Find the lines below that contain the string "screenshot". Copy each one.

>> Begin

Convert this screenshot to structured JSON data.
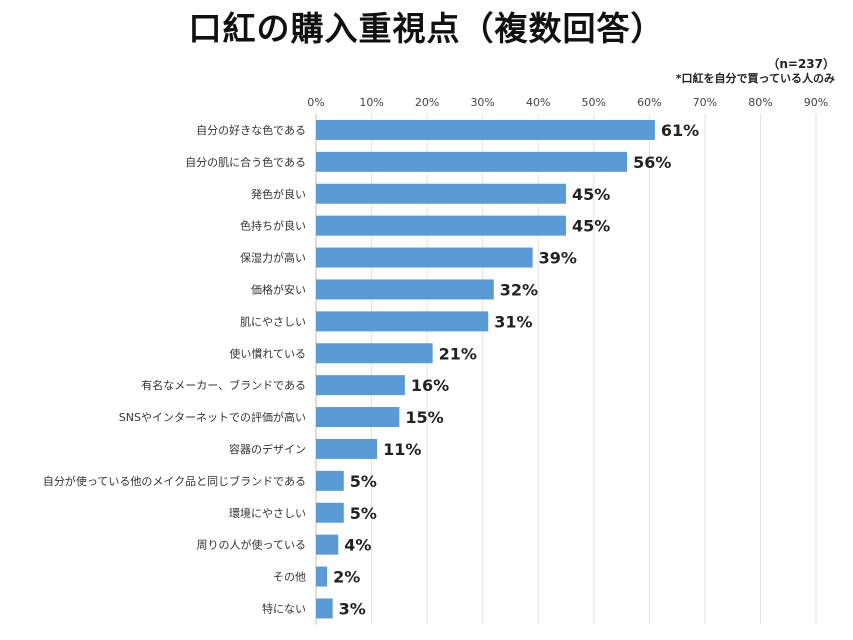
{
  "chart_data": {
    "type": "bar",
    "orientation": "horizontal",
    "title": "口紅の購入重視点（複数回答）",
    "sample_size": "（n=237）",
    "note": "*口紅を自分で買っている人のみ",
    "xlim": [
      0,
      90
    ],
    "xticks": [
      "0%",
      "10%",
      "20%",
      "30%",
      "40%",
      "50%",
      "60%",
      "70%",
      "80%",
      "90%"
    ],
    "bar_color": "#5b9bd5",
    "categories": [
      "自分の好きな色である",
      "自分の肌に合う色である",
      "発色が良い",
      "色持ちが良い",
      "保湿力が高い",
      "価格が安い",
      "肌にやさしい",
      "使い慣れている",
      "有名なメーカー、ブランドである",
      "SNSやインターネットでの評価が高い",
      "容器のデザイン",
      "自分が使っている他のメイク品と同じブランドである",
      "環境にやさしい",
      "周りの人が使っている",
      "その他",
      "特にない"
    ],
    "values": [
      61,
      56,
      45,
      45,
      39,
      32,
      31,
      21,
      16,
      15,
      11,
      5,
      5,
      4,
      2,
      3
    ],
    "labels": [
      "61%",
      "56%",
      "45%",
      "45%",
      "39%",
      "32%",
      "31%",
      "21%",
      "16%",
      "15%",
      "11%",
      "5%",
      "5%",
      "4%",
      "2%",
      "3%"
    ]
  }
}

>> End
>> Begin

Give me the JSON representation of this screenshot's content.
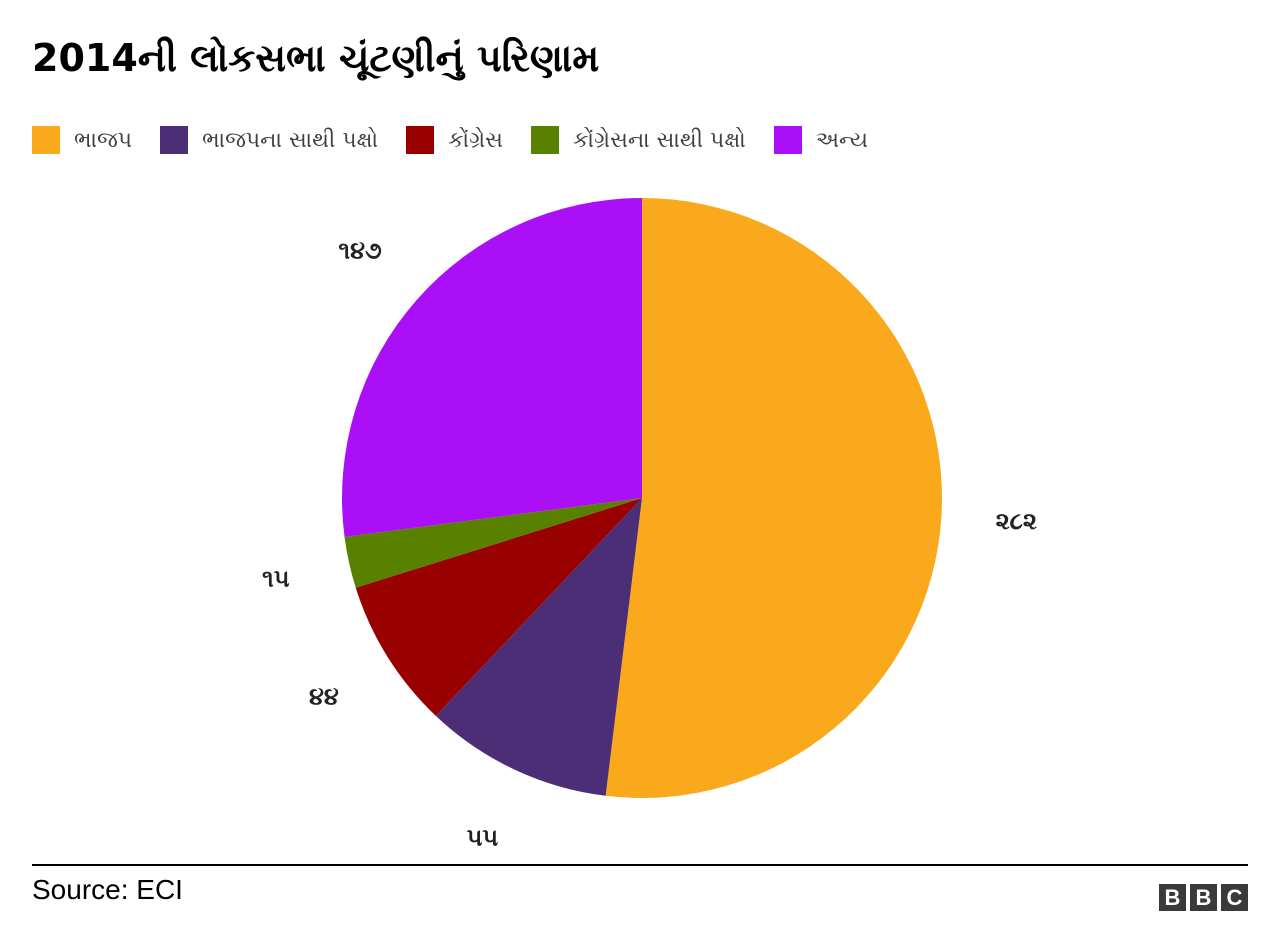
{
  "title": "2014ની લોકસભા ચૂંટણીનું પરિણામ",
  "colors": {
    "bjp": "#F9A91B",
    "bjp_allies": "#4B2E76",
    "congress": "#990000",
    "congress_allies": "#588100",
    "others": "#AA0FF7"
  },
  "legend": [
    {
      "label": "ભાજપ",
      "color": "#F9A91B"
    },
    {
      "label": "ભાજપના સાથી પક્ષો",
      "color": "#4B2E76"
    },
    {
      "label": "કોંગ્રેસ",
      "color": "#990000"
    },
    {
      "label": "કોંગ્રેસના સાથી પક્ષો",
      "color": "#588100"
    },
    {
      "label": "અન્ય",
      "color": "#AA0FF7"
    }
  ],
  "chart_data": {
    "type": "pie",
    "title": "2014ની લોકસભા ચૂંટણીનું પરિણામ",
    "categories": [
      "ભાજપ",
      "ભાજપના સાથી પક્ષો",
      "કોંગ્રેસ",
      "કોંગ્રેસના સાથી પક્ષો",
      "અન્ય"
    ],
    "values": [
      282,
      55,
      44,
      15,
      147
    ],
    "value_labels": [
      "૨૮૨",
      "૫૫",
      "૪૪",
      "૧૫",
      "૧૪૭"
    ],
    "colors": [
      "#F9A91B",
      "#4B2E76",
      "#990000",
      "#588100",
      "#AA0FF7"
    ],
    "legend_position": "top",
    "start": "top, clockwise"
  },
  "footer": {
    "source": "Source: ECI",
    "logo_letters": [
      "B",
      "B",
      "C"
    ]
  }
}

>> End

• **OUTPUT OF THE EXERCISE**:
Convert this screenshot to structured JSON data.
Give me the JSON representation of this screenshot's content.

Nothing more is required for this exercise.